■ INSTRUCTION:
Return every entry exactly as written.

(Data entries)
·····

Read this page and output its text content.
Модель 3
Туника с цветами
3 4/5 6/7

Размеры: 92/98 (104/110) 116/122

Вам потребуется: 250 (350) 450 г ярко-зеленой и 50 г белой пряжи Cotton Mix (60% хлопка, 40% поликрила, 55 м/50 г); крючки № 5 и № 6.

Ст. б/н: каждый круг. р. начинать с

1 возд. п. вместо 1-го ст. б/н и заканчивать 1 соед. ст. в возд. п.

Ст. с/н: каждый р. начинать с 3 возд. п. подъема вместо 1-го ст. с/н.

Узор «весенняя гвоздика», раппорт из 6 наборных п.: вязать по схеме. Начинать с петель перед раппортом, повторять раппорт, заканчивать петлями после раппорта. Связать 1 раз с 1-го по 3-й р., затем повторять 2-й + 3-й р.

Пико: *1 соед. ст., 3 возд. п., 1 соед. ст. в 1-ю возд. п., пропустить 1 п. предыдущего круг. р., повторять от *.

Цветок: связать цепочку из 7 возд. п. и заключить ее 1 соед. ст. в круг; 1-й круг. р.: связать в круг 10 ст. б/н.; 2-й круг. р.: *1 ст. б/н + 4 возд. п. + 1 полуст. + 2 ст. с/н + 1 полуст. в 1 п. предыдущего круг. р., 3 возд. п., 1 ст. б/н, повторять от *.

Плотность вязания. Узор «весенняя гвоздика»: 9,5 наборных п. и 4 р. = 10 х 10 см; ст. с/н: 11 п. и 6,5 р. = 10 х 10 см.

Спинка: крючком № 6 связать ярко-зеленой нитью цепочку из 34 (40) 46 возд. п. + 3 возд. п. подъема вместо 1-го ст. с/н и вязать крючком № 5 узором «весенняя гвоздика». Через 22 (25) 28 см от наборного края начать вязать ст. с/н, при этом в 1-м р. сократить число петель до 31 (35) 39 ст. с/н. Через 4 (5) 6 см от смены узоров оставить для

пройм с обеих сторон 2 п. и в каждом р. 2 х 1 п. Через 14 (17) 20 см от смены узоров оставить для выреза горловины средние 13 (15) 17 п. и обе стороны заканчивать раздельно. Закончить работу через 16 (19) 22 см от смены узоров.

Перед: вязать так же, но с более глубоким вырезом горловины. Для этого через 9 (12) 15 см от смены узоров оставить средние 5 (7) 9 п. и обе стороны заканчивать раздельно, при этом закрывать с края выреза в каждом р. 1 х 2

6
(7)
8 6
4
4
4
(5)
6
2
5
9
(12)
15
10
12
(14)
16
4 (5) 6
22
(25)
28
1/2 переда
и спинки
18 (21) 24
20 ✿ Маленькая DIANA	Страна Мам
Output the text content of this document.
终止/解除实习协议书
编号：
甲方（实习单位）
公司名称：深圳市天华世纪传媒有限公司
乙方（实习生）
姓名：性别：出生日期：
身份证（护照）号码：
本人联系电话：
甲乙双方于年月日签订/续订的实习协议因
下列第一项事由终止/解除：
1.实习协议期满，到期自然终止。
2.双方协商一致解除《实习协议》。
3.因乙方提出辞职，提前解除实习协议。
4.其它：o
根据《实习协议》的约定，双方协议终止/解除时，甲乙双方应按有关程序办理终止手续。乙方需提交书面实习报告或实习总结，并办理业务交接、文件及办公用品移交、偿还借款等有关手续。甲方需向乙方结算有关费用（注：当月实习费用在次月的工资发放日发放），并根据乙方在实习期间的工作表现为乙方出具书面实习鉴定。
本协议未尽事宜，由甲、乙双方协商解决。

·····

■ TASK RESULT:
Read this page and output its text content.
Модель 3
Туника с цветами
3 4/5 6/7

Размеры: 92/98 (104/110) 116/122

Вам потребуется: 250 (350) 450 г ярко-зеленой и 50 г белой пряжи Cotton Mix (60% хлопка, 40% поликрила, 55 м/50 г); крючки № 5 и № 6.

Ст. б/н: каждый круг. р. начинать с

1 возд. п. вместо 1-го ст. б/н и заканчивать 1 соед. ст. в возд. п.

Ст. с/н: каждый р. начинать с 3 возд. п. подъема вместо 1-го ст. с/н.

Узор «весенняя гвоздика», раппорт из 6 наборных п.: вязать по схеме. Начинать с петель перед раппортом, повторять раппорт, заканчивать петлями после раппорта. Связать 1 раз с 1-го по 3-й р., затем повторять 2-й + 3-й р.

Пико: *1 соед. ст., 3 возд. п., 1 соед. ст. в 1-ю возд. п., пропустить 1 п. предыдущего круг. р., повторять от *.

Цветок: связать цепочку из 7 возд. п. и заключить ее 1 соед. ст. в круг; 1-й круг. р.: связать в круг 10 ст. б/н.; 2-й круг. р.: *1 ст. б/н + 4 возд. п. + 1 полуст. + 2 ст. с/н + 1 полуст. в 1 п. предыдущего круг. р., 3 возд. п., 1 ст. б/н, повторять от *.

Плотность вязания. Узор «весенняя гвоздика»: 9,5 наборных п. и 4 р. = 10 х 10 см; ст. с/н: 11 п. и 6,5 р. = 10 х 10 см.

Спинка: крючком № 6 связать ярко-зеленой нитью цепочку из 34 (40) 46 возд. п. + 3 возд. п. подъема вместо 1-го ст. с/н и вязать крючком № 5 узором «весенняя гвоздика». Через 22 (25) 28 см от наборного края начать вязать ст. с/н, при этом в 1-м р. сократить число петель до 31 (35) 39 ст. с/н. Через 4 (5) 6 см от смены узоров оставить для

пройм с обеих сторон 2 п. и в каждом р. 2 х 1 п. Через 14 (17) 20 см от смены узоров оставить для выреза горловины средние 13 (15) 17 п. и обе стороны заканчивать раздельно. Закончить работу через 16 (19) 22 см от смены узоров.

Перед: вязать так же, но с более глубоким вырезом горловины. Для этого через 9 (12) 15 см от смены узоров оставить средние 5 (7) 9 п. и обе стороны заканчивать раздельно, при этом закрывать с края выреза в каждом р. 1 х 2

6
(7)
8 6
4
4
4
(5)
6
2
5
9
(12)
15
10
12
(14)
16
4 (5) 6
22
(25)
28
1/2 переда
и спинки
18 (21) 24
20 ✿ Маленькая DIANA	Страна Мам
Output the text content of this document.
终止/解除实习协议书
编号：
甲方（实习单位）
公司名称：深圳市天华世纪传媒有限公司
乙方（实习生）
姓名：性别：出生日期：
身份证（护照）号码：
本人联系电话：
甲乙双方于年月日签订/续订的实习协议因
下列第一项事由终止/解除：
1.实习协议期满，到期自然终止。
2.双方协商一致解除《实习协议》。
3.因乙方提出辞职，提前解除实习协议。
4.其它：o
根据《实习协议》的约定，双方协议终止/解除时，甲乙双方应按有关程序办理终止手续。乙方需提交书面实习报告或实习总结，并办理业务交接、文件及办公用品移交、偿还借款等有关手续。甲方需向乙方结算有关费用（注：当月实习费用在次月的工资发放日发放），并根据乙方在实习期间的工作表现为乙方出具书面实习鉴定。
本协议未尽事宜，由甲、乙双方协商解决。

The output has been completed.